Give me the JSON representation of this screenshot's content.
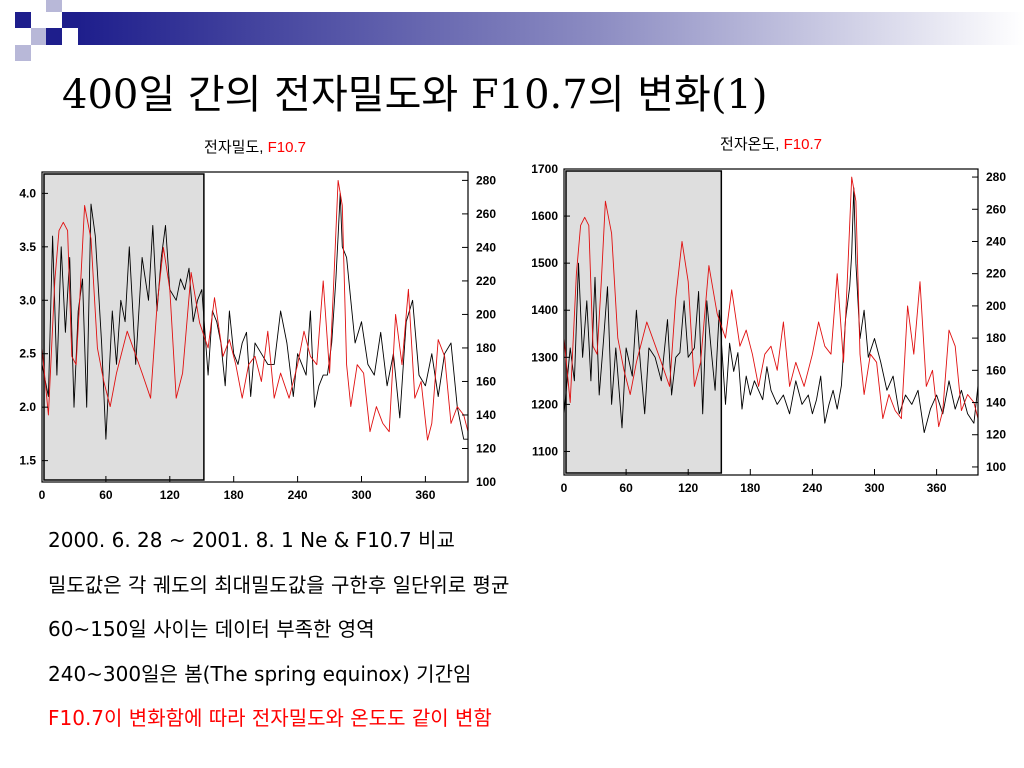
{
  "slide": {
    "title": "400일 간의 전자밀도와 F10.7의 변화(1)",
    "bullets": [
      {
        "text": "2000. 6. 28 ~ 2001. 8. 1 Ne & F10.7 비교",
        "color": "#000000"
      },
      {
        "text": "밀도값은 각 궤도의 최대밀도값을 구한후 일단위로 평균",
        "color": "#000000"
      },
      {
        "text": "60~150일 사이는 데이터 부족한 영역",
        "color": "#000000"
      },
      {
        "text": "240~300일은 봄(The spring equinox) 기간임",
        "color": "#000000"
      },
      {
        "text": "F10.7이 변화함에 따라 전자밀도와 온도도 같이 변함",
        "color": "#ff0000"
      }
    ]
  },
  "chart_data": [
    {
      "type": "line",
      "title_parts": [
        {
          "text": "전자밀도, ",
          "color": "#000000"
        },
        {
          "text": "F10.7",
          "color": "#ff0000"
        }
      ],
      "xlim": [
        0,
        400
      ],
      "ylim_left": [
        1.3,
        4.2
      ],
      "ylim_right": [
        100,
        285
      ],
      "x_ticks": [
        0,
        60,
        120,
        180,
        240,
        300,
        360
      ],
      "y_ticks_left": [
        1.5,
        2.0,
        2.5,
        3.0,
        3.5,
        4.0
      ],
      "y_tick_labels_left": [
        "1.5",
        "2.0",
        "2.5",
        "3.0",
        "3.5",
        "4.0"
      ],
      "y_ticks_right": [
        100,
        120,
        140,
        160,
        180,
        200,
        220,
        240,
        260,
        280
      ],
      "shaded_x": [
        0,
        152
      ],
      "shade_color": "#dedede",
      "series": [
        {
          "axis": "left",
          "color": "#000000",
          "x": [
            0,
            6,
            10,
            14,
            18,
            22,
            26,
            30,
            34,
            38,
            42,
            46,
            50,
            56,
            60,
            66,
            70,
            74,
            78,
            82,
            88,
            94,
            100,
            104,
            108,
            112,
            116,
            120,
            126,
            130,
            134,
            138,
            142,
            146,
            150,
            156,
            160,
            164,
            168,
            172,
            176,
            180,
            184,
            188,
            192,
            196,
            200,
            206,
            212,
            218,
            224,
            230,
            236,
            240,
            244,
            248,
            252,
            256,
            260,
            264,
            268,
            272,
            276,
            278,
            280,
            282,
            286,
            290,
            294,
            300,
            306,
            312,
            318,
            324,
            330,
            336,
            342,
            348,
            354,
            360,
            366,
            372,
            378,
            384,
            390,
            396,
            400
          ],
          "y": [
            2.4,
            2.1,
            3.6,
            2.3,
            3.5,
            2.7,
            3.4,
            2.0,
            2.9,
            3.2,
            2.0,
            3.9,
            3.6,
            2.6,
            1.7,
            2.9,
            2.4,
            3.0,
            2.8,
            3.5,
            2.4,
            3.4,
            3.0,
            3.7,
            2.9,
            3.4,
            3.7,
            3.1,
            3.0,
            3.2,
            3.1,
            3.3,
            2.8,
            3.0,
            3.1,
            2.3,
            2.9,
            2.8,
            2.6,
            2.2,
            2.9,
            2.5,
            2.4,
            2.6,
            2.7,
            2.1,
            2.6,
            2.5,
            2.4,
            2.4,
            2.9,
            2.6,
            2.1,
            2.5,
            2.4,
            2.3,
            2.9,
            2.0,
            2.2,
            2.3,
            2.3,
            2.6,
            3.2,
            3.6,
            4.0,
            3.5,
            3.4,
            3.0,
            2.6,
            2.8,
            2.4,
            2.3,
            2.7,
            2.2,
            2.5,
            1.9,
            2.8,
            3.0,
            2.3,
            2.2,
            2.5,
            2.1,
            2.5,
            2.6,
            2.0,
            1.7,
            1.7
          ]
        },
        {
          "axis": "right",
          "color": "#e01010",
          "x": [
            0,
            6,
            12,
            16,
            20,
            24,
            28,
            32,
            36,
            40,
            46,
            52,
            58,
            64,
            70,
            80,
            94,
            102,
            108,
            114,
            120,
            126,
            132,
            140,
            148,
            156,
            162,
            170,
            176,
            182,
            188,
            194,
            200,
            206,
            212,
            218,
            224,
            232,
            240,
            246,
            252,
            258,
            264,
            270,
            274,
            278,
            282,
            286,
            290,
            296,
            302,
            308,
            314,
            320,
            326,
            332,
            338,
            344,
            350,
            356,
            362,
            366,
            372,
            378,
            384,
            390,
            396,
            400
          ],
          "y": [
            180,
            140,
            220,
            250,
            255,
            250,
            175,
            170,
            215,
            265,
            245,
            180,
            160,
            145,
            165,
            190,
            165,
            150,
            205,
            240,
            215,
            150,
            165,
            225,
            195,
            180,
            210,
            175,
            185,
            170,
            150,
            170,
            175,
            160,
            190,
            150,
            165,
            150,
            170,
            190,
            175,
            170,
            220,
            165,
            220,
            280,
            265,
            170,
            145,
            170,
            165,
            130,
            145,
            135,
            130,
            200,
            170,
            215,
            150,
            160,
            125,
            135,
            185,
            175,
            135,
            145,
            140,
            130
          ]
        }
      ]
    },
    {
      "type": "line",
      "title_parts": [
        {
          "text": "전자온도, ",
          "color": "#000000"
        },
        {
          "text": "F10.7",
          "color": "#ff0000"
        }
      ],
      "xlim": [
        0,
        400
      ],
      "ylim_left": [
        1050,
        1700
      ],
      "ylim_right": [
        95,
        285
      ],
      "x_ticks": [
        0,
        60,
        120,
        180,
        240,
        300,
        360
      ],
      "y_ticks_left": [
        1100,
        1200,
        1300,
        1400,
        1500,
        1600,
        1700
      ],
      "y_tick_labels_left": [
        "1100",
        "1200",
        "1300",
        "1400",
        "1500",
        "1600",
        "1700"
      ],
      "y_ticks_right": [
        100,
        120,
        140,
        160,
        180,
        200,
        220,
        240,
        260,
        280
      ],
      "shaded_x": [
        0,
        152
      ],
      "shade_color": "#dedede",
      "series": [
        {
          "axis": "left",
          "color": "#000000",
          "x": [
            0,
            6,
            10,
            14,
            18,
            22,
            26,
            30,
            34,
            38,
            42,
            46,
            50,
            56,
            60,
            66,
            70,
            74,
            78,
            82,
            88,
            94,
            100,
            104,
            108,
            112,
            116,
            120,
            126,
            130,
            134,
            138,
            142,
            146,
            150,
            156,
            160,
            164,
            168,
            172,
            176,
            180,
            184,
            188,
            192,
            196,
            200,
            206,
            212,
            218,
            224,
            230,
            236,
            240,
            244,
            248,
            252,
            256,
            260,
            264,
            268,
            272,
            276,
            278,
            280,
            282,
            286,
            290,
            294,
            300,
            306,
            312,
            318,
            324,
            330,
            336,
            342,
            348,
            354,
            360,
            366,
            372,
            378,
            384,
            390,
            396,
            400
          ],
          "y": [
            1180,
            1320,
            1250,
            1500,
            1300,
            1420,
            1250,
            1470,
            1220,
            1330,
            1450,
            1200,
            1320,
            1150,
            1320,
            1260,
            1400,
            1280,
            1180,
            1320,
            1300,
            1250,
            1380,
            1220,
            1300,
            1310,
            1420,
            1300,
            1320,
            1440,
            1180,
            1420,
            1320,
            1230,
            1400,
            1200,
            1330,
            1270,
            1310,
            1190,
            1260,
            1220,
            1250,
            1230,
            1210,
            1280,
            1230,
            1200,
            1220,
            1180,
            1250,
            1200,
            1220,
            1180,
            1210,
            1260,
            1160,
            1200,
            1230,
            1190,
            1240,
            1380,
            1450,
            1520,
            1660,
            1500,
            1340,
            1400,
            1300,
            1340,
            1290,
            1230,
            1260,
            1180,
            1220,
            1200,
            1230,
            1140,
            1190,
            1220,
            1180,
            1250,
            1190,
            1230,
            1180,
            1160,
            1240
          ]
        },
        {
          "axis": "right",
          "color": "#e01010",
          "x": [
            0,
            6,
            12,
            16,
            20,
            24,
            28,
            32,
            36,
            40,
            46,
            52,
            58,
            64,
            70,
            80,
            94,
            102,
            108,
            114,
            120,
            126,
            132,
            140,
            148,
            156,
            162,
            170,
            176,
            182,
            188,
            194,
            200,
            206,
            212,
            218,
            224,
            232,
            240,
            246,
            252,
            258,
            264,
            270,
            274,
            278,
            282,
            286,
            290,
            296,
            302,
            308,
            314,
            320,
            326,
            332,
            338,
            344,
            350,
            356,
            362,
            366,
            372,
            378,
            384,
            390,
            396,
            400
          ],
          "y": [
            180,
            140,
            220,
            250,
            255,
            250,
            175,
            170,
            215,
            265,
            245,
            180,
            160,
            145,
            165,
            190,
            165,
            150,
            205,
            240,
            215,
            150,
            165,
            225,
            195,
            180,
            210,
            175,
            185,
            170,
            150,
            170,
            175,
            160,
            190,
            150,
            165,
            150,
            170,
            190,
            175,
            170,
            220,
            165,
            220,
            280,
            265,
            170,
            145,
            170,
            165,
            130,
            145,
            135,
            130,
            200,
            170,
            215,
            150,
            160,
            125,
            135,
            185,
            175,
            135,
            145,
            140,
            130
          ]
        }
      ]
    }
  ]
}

== == ==

• DIRECTIONS FOR THIS TASK: Identify all lines where the word "text" shows up. Copy them.

• WRITTEN SOLUTION:
        "text": "2000. 6. 28 ~ 2001. 8. 1 Ne & F10.7 비교",
        "text": "밀도값은 각 궤도의 최대밀도값을 구한후 일단위로 평균",
        "text": "60~150일 사이는 데이터 부족한 영역",
        "text": "240~300일은 봄(The spring equinox) 기간임",
        "text": "F10.7이 변화함에 따라 전자밀도와 온도도 같이 변함",
          "text": "전자밀도, ",
          "text": "F10.7",
          "text": "전자온도, ",
          "text": "F10.7",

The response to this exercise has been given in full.